Saved entries
....

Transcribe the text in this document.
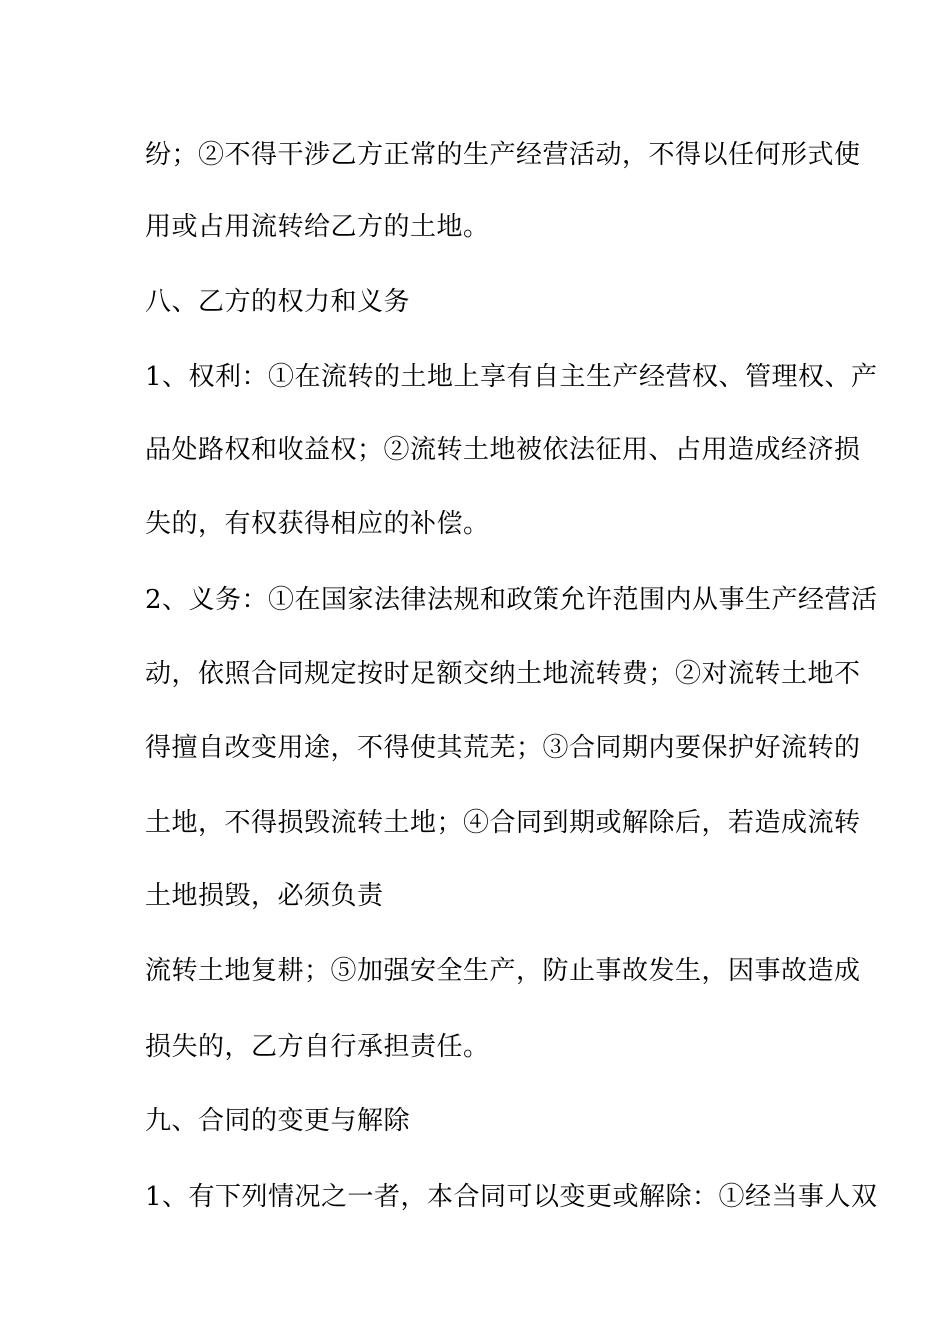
纷；②不得干涉乙方正常的生产经营活动，不得以任何形式使
用或占用流转给乙方的土地。
八、乙方的权力和义务
1、权利：①在流转的土地上享有自主生产经营权、管理权、产
品处路权和收益权；②流转土地被依法征用、占用造成经济损
失的，有权获得相应的补偿。
2、义务：①在国家法律法规和政策允许范围内从事生产经营活
动，依照合同规定按时足额交纳土地流转费；②对流转土地不
得擅自改变用途，不得使其荒芜；③合同期内要保护好流转的
土地，不得损毁流转土地；④合同到期或解除后，若造成流转
土地损毁，必须负责
流转土地复耕；⑤加强安全生产，防止事故发生，因事故造成
损失的，乙方自行承担责任。
九、合同的变更与解除
1、有下列情况之一者，本合同可以变更或解除：①经当事人双
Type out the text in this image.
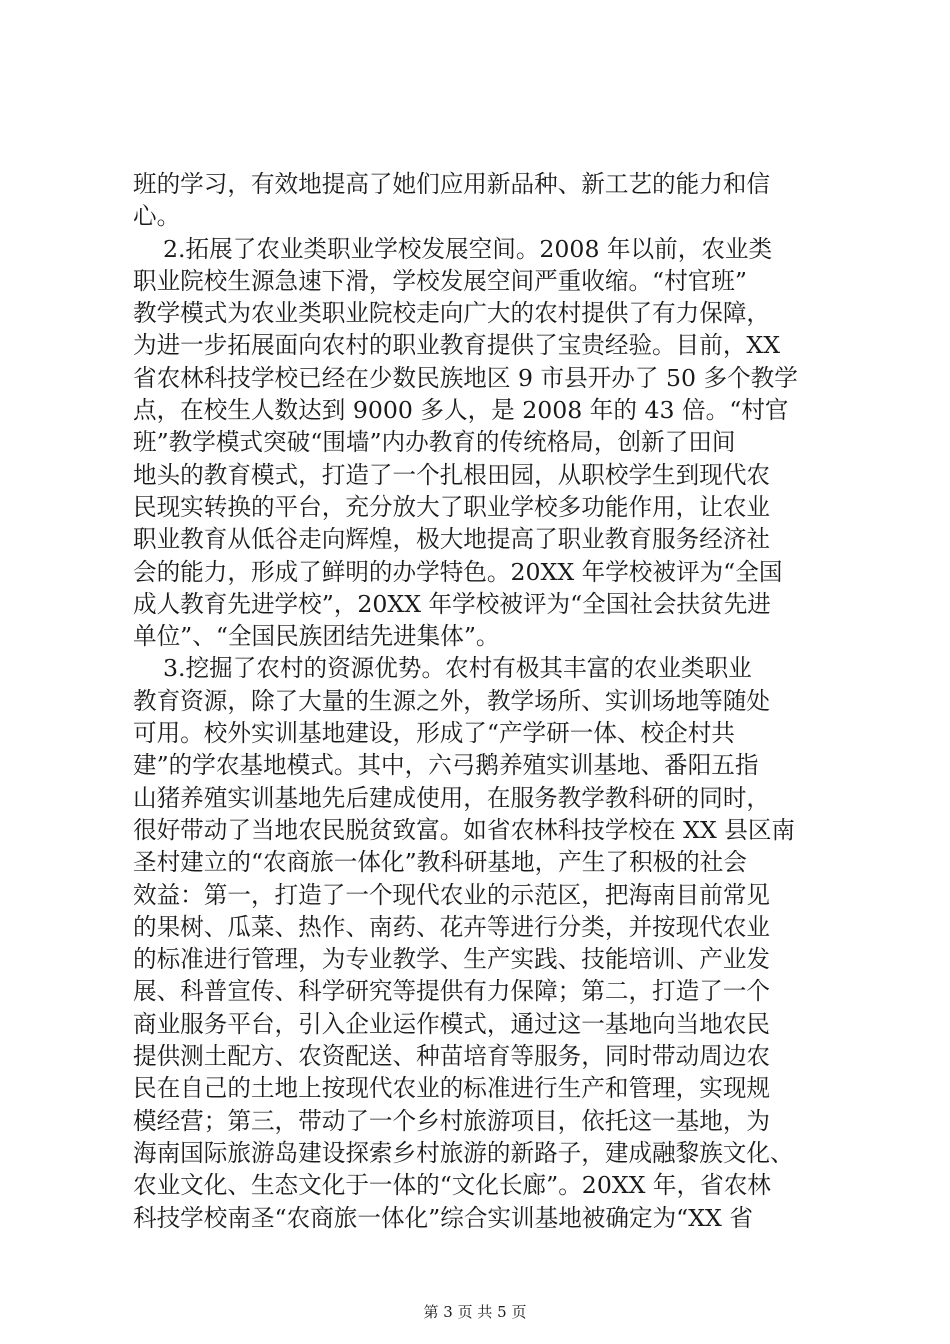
班的学习，有效地提高了她们应用新品种、新工艺的能力和信
心。
2.拓展了农业类职业学校发展空间。2008 年以前，农业类
职业院校生源急速下滑，学校发展空间严重收缩。“村官班”
教学模式为农业类职业院校走向广大的农村提供了有力保障，
为进一步拓展面向农村的职业教育提供了宝贵经验。目前，XX
省农林科技学校已经在少数民族地区 9 市县开办了 50 多个教学
点，在校生人数达到 9000 多人，是 2008 年的 43 倍。“村官
班”教学模式突破“围墙”内办教育的传统格局，创新了田间
地头的教育模式，打造了一个扎根田园，从职校学生到现代农
民现实转换的平台，充分放大了职业学校多功能作用，让农业
职业教育从低谷走向辉煌，极大地提高了职业教育服务经济社
会的能力，形成了鲜明的办学特色。20XX 年学校被评为“全国
成人教育先进学校”，20XX 年学校被评为“全国社会扶贫先进
单位”、“全国民族团结先进集体”。
3.挖掘了农村的资源优势。农村有极其丰富的农业类职业
教育资源，除了大量的生源之外，教学场所、实训场地等随处
可用。校外实训基地建设，形成了“产学研一体、校企村共
建”的学农基地模式。其中，六弓鹅养殖实训基地、番阳五指
山猪养殖实训基地先后建成使用，在服务教学教科研的同时，
很好带动了当地农民脱贫致富。如省农林科技学校在 XX 县区南
圣村建立的“农商旅一体化”教科研基地，产生了积极的社会
效益：第一，打造了一个现代农业的示范区，把海南目前常见
的果树、瓜菜、热作、南药、花卉等进行分类，并按现代农业
的标准进行管理，为专业教学、生产实践、技能培训、产业发
展、科普宣传、科学研究等提供有力保障；第二，打造了一个
商业服务平台，引入企业运作模式，通过这一基地向当地农民
提供测土配方、农资配送、种苗培育等服务，同时带动周边农
民在自己的土地上按现代农业的标准进行生产和管理，实现规
模经营；第三，带动了一个乡村旅游项目，依托这一基地，为
海南国际旅游岛建设探索乡村旅游的新路子，建成融黎族文化、
农业文化、生态文化于一体的“文化长廊”。20XX 年，省农林
科技学校南圣“农商旅一体化”综合实训基地被确定为“XX 省
第 3 页 共 5 页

....

## Short task
All records should be output exactly, with the pictures left out.

## Solution below
Transcribe the text in this document.
纷；②不得干涉乙方正常的生产经营活动，不得以任何形式使
用或占用流转给乙方的土地。
八、乙方的权力和义务
1、权利：①在流转的土地上享有自主生产经营权、管理权、产
品处路权和收益权；②流转土地被依法征用、占用造成经济损
失的，有权获得相应的补偿。
2、义务：①在国家法律法规和政策允许范围内从事生产经营活
动，依照合同规定按时足额交纳土地流转费；②对流转土地不
得擅自改变用途，不得使其荒芜；③合同期内要保护好流转的
土地，不得损毁流转土地；④合同到期或解除后，若造成流转
土地损毁，必须负责
流转土地复耕；⑤加强安全生产，防止事故发生，因事故造成
损失的，乙方自行承担责任。
九、合同的变更与解除
1、有下列情况之一者，本合同可以变更或解除：①经当事人双
Type out the text in this image.
班的学习，有效地提高了她们应用新品种、新工艺的能力和信
心。
2.拓展了农业类职业学校发展空间。2008 年以前，农业类
职业院校生源急速下滑，学校发展空间严重收缩。“村官班”
教学模式为农业类职业院校走向广大的农村提供了有力保障，
为进一步拓展面向农村的职业教育提供了宝贵经验。目前，XX
省农林科技学校已经在少数民族地区 9 市县开办了 50 多个教学
点，在校生人数达到 9000 多人，是 2008 年的 43 倍。“村官
班”教学模式突破“围墙”内办教育的传统格局，创新了田间
地头的教育模式，打造了一个扎根田园，从职校学生到现代农
民现实转换的平台，充分放大了职业学校多功能作用，让农业
职业教育从低谷走向辉煌，极大地提高了职业教育服务经济社
会的能力，形成了鲜明的办学特色。20XX 年学校被评为“全国
成人教育先进学校”，20XX 年学校被评为“全国社会扶贫先进
单位”、“全国民族团结先进集体”。
3.挖掘了农村的资源优势。农村有极其丰富的农业类职业
教育资源，除了大量的生源之外，教学场所、实训场地等随处
可用。校外实训基地建设，形成了“产学研一体、校企村共
建”的学农基地模式。其中，六弓鹅养殖实训基地、番阳五指
山猪养殖实训基地先后建成使用，在服务教学教科研的同时，
很好带动了当地农民脱贫致富。如省农林科技学校在 XX 县区南
圣村建立的“农商旅一体化”教科研基地，产生了积极的社会
效益：第一，打造了一个现代农业的示范区，把海南目前常见
的果树、瓜菜、热作、南药、花卉等进行分类，并按现代农业
的标准进行管理，为专业教学、生产实践、技能培训、产业发
展、科普宣传、科学研究等提供有力保障；第二，打造了一个
商业服务平台，引入企业运作模式，通过这一基地向当地农民
提供测土配方、农资配送、种苗培育等服务，同时带动周边农
民在自己的土地上按现代农业的标准进行生产和管理，实现规
模经营；第三，带动了一个乡村旅游项目，依托这一基地，为
海南国际旅游岛建设探索乡村旅游的新路子，建成融黎族文化、
农业文化、生态文化于一体的“文化长廊”。20XX 年，省农林
科技学校南圣“农商旅一体化”综合实训基地被确定为“XX 省
第 3 页 共 5 页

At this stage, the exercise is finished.